WHAT YOU HAVE TO DO
Entries follow. Set all of them down as they stand.

+++ LISTED RECORDS

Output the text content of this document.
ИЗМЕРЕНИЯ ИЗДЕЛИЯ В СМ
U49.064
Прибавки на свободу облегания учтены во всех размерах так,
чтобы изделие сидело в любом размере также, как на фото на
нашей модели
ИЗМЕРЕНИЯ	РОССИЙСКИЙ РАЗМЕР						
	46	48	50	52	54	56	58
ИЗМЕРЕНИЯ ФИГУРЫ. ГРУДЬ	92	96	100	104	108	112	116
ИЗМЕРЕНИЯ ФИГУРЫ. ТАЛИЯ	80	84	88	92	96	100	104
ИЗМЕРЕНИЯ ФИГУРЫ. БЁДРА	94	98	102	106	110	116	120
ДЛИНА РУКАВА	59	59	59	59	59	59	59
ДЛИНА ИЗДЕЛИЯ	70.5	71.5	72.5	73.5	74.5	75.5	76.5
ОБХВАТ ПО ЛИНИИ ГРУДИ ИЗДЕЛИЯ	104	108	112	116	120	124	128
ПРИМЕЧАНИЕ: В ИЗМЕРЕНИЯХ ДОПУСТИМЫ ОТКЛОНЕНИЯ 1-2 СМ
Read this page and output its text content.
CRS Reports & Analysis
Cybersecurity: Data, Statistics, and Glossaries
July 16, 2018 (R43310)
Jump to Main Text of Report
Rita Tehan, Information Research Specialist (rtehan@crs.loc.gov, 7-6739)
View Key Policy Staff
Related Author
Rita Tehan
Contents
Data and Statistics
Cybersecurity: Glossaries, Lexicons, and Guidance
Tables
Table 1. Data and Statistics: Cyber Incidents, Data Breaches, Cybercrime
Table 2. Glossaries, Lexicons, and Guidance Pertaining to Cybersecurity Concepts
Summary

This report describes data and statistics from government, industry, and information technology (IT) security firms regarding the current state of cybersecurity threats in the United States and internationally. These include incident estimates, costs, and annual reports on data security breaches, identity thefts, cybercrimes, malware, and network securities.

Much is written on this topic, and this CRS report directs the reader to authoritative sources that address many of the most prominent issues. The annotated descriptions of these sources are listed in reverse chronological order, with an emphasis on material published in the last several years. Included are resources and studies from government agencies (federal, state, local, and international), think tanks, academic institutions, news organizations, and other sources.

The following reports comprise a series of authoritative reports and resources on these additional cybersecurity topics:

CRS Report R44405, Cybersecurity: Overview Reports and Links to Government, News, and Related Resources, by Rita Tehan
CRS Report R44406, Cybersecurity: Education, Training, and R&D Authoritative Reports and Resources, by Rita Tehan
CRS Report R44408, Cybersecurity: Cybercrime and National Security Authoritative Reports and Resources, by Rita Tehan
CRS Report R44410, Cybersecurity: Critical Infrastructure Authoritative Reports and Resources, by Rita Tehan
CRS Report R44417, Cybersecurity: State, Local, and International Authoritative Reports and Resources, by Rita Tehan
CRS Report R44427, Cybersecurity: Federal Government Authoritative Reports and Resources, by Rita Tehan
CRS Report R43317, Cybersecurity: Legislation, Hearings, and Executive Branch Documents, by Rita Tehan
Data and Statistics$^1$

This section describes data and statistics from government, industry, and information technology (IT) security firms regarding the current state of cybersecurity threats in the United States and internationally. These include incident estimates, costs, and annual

++++++

WRITTEN ANSWER
Output the text content of this document.
ИЗМЕРЕНИЯ ИЗДЕЛИЯ В СМ
U49.064
Прибавки на свободу облегания учтены во всех размерах так,
чтобы изделие сидело в любом размере также, как на фото на
нашей модели
ИЗМЕРЕНИЯ	РОССИЙСКИЙ РАЗМЕР						
	46	48	50	52	54	56	58
ИЗМЕРЕНИЯ ФИГУРЫ. ГРУДЬ	92	96	100	104	108	112	116
ИЗМЕРЕНИЯ ФИГУРЫ. ТАЛИЯ	80	84	88	92	96	100	104
ИЗМЕРЕНИЯ ФИГУРЫ. БЁДРА	94	98	102	106	110	116	120
ДЛИНА РУКАВА	59	59	59	59	59	59	59
ДЛИНА ИЗДЕЛИЯ	70.5	71.5	72.5	73.5	74.5	75.5	76.5
ОБХВАТ ПО ЛИНИИ ГРУДИ ИЗДЕЛИЯ	104	108	112	116	120	124	128
ПРИМЕЧАНИЕ: В ИЗМЕРЕНИЯХ ДОПУСТИМЫ ОТКЛОНЕНИЯ 1-2 СМ
Read this page and output its text content.
CRS Reports & Analysis
Cybersecurity: Data, Statistics, and Glossaries
July 16, 2018 (R43310)
Jump to Main Text of Report
Rita Tehan, Information Research Specialist (rtehan@crs.loc.gov, 7-6739)
View Key Policy Staff
Related Author
Rita Tehan
Contents
Data and Statistics
Cybersecurity: Glossaries, Lexicons, and Guidance
Tables
Table 1. Data and Statistics: Cyber Incidents, Data Breaches, Cybercrime
Table 2. Glossaries, Lexicons, and Guidance Pertaining to Cybersecurity Concepts
Summary

This report describes data and statistics from government, industry, and information technology (IT) security firms regarding the current state of cybersecurity threats in the United States and internationally. These include incident estimates, costs, and annual reports on data security breaches, identity thefts, cybercrimes, malware, and network securities.

Much is written on this topic, and this CRS report directs the reader to authoritative sources that address many of the most prominent issues. The annotated descriptions of these sources are listed in reverse chronological order, with an emphasis on material published in the last several years. Included are resources and studies from government agencies (federal, state, local, and international), think tanks, academic institutions, news organizations, and other sources.

The following reports comprise a series of authoritative reports and resources on these additional cybersecurity topics:

CRS Report R44405, Cybersecurity: Overview Reports and Links to Government, News, and Related Resources, by Rita Tehan
CRS Report R44406, Cybersecurity: Education, Training, and R&D Authoritative Reports and Resources, by Rita Tehan
CRS Report R44408, Cybersecurity: Cybercrime and National Security Authoritative Reports and Resources, by Rita Tehan
CRS Report R44410, Cybersecurity: Critical Infrastructure Authoritative Reports and Resources, by Rita Tehan
CRS Report R44417, Cybersecurity: State, Local, and International Authoritative Reports and Resources, by Rita Tehan
CRS Report R44427, Cybersecurity: Federal Government Authoritative Reports and Resources, by Rita Tehan
CRS Report R43317, Cybersecurity: Legislation, Hearings, and Executive Branch Documents, by Rita Tehan
Data and Statistics$^1$

This section describes data and statistics from government, industry, and information technology (IT) security firms regarding the current state of cybersecurity threats in the United States and internationally. These include incident estimates, costs, and annual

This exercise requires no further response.